● **Excerpted data**:
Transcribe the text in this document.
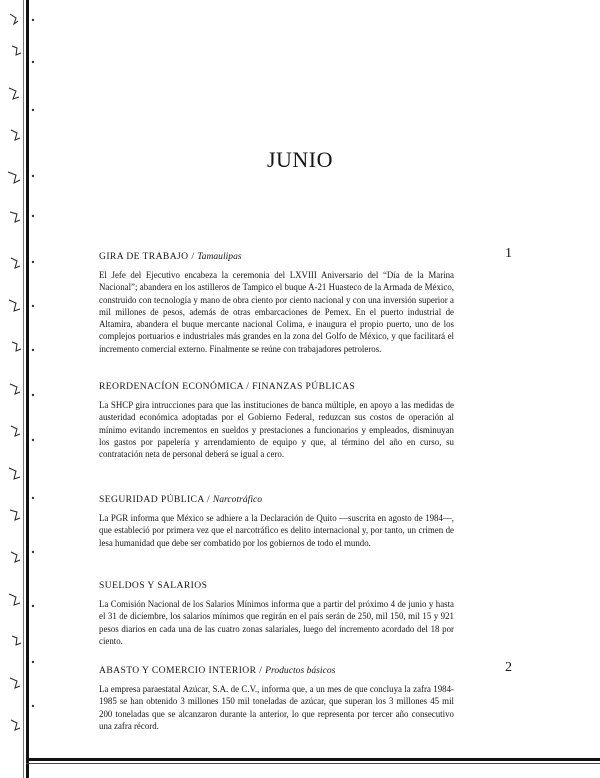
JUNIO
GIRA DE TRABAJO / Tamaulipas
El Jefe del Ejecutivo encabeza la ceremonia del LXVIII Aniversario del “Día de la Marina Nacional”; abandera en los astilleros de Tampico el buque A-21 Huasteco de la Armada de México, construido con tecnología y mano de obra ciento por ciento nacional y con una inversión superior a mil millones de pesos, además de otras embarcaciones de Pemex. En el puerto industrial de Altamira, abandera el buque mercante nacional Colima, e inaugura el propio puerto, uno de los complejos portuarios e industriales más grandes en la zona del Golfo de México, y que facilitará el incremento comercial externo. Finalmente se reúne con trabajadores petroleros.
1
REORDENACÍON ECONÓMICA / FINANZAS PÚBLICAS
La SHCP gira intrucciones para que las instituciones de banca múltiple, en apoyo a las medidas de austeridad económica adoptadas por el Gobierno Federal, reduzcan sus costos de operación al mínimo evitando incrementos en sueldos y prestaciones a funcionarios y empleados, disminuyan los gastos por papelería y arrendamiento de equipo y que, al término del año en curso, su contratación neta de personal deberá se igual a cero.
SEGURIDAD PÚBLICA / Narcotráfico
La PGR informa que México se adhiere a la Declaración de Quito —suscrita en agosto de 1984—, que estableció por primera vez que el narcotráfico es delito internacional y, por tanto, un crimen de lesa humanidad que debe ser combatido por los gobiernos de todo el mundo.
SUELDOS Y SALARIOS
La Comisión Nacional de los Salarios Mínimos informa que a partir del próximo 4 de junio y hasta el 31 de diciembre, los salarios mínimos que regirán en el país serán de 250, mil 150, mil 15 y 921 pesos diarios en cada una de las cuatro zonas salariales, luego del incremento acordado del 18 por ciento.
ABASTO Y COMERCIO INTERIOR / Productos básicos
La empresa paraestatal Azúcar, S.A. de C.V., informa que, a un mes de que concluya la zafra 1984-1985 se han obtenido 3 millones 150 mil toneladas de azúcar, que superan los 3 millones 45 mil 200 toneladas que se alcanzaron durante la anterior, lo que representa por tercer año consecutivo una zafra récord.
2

---

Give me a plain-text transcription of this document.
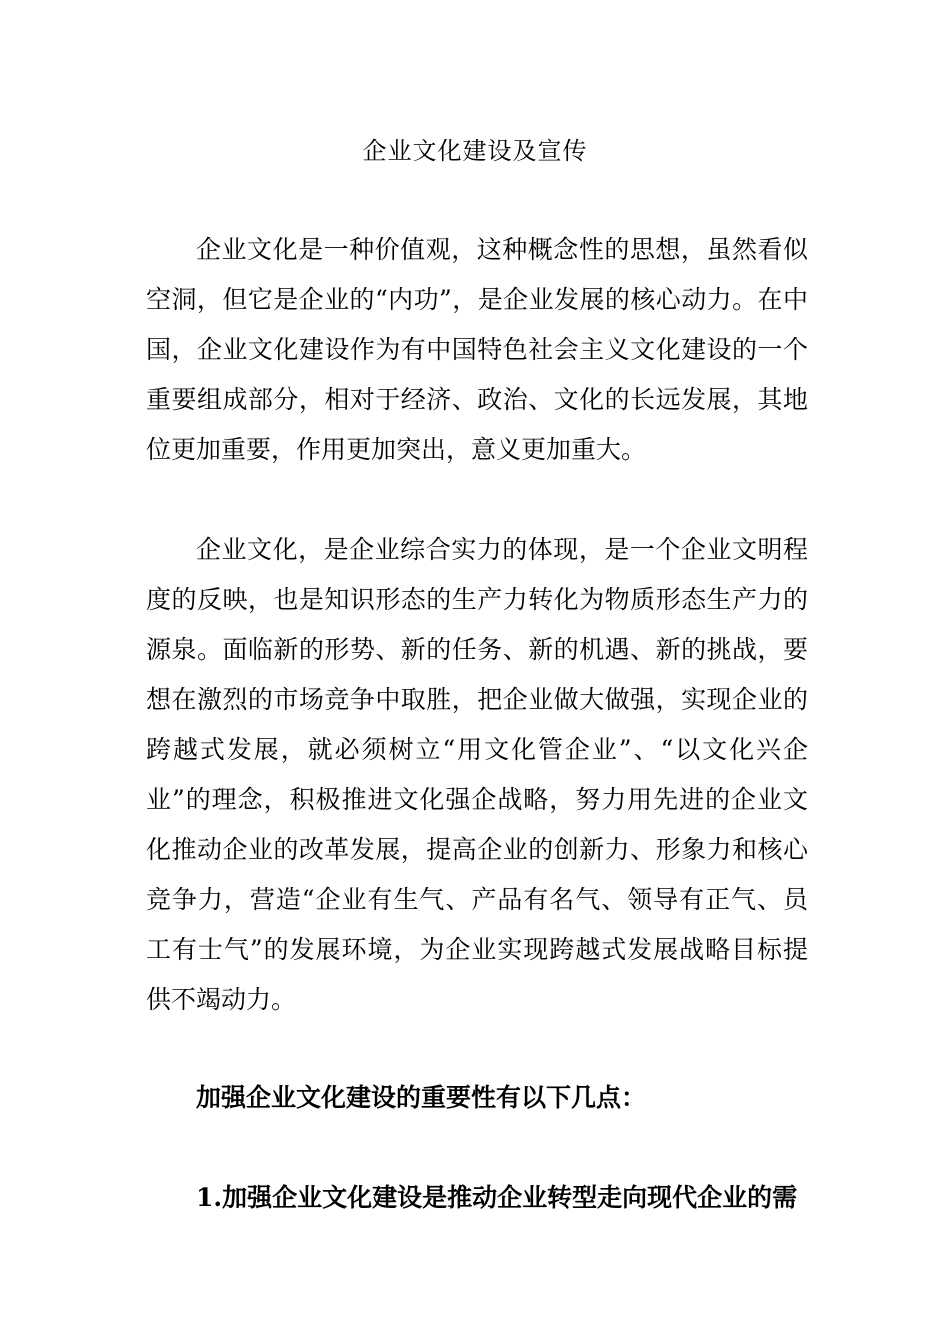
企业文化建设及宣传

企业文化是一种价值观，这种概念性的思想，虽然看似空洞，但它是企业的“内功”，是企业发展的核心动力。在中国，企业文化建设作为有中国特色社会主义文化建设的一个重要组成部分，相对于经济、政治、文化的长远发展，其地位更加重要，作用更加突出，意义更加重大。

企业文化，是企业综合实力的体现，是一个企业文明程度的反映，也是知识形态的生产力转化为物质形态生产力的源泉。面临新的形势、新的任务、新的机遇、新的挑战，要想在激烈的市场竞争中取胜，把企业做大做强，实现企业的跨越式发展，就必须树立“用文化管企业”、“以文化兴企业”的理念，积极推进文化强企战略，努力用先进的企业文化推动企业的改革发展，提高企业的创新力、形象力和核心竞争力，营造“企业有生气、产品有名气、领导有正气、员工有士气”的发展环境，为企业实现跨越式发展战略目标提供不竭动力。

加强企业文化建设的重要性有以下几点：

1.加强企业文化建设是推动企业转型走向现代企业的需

--

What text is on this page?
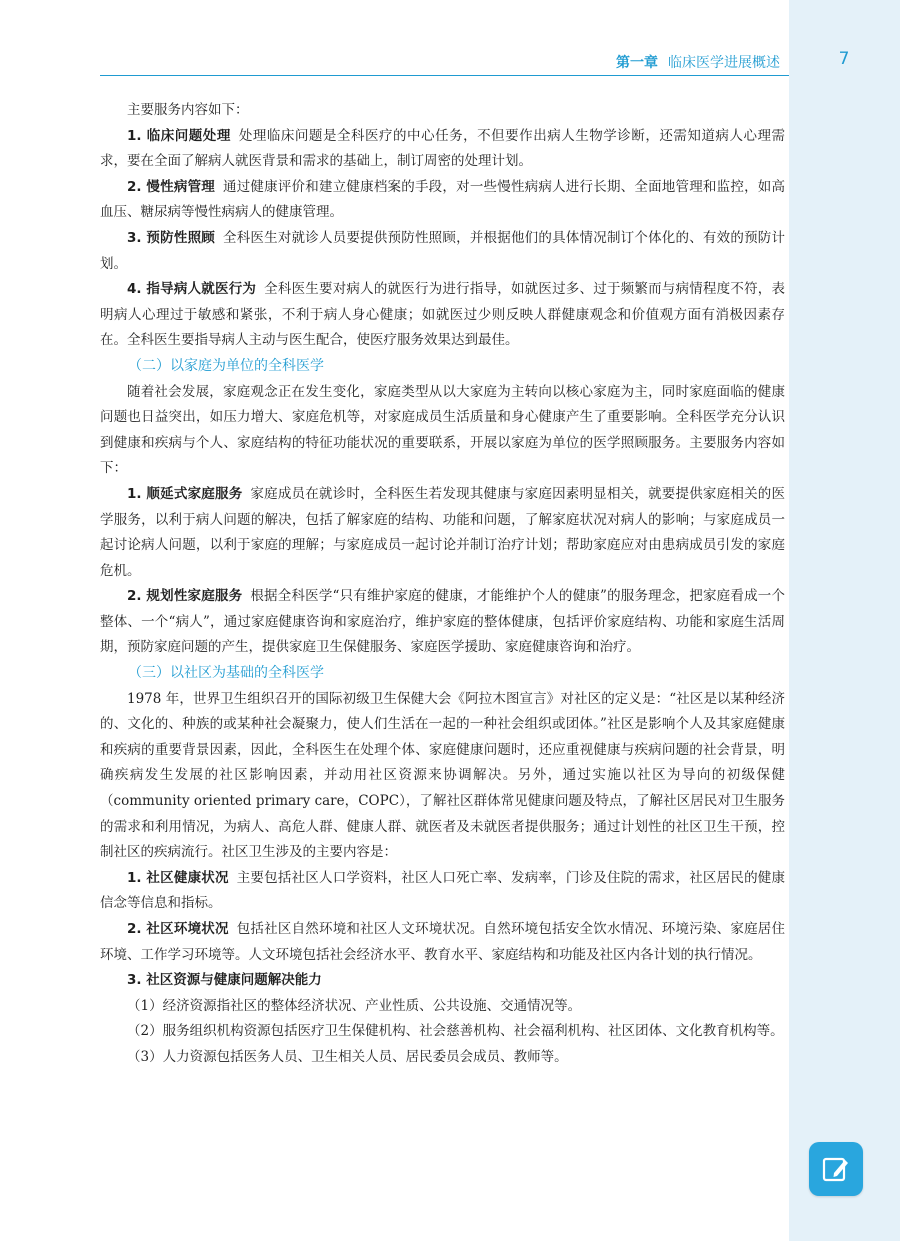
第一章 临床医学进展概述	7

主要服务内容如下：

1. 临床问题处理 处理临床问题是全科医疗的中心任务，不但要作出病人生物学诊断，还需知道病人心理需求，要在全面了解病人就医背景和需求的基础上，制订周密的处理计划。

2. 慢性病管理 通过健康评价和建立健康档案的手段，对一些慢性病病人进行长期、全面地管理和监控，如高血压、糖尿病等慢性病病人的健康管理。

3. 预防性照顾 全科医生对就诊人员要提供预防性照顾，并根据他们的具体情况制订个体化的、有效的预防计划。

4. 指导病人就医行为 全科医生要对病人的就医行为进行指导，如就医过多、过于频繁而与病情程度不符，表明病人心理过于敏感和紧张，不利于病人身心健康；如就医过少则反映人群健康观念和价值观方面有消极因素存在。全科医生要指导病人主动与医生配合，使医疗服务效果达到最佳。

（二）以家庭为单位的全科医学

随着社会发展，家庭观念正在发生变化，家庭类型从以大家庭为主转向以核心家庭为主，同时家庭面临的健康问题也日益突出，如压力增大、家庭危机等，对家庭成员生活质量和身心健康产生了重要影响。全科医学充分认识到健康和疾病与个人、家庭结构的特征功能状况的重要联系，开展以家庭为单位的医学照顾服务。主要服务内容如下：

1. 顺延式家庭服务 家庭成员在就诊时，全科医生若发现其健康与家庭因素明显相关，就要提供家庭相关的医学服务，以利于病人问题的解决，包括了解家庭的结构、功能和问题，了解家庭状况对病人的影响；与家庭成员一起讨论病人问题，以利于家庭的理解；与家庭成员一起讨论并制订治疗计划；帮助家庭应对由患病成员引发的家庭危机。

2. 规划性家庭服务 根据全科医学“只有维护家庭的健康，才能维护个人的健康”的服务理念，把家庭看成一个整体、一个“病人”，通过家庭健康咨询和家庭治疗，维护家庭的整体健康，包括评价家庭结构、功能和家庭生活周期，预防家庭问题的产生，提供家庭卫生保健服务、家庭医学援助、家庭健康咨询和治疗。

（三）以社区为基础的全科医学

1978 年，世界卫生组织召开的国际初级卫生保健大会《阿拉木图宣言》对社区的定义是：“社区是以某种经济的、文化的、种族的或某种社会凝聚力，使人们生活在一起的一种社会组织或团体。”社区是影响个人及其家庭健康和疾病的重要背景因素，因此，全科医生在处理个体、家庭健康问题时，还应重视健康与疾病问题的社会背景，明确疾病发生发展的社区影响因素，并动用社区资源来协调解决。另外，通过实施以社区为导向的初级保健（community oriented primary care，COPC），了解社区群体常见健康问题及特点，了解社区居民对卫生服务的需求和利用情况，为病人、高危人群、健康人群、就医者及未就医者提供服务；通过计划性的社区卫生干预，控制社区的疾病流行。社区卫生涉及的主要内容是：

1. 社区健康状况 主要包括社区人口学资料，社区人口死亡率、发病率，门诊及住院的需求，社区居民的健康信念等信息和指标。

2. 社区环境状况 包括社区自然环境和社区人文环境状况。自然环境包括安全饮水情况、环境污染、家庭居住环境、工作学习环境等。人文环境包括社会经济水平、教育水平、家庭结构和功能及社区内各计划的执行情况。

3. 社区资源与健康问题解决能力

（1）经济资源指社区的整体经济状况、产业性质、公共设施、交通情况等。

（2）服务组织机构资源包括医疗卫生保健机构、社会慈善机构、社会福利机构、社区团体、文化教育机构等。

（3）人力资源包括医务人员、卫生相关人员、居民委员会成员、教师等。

● **Required task**:
Select the lines from the entries that include the word "pesos".

● **Task output**:
El Jefe del Ejecutivo encabeza la ceremonia del LXVIII Aniversario del “Día de la Marina Nacional”; abandera en los astilleros de Tampico el buque A-21 Huasteco de la Armada de México, construido con tecnología y mano de obra ciento por ciento nacional y con una inversión superior a mil millones de pesos, además de otras embarcaciones de Pemex. En el puerto industrial de Altamira, abandera el buque mercante nacional Colima, e inaugura el propio puerto, uno de los complejos portuarios e industriales más grandes en la zona del Golfo de México, y que facilitará el incremento comercial externo. Finalmente se reúne con trabajadores petroleros.
La Comisión Nacional de los Salarios Mínimos informa que a partir del próximo 4 de junio y hasta el 31 de diciembre, los salarios mínimos que regirán en el país serán de 250, mil 150, mil 15 y 921 pesos diarios en cada una de las cuatro zonas salariales, luego del incremento acordado del 18 por ciento.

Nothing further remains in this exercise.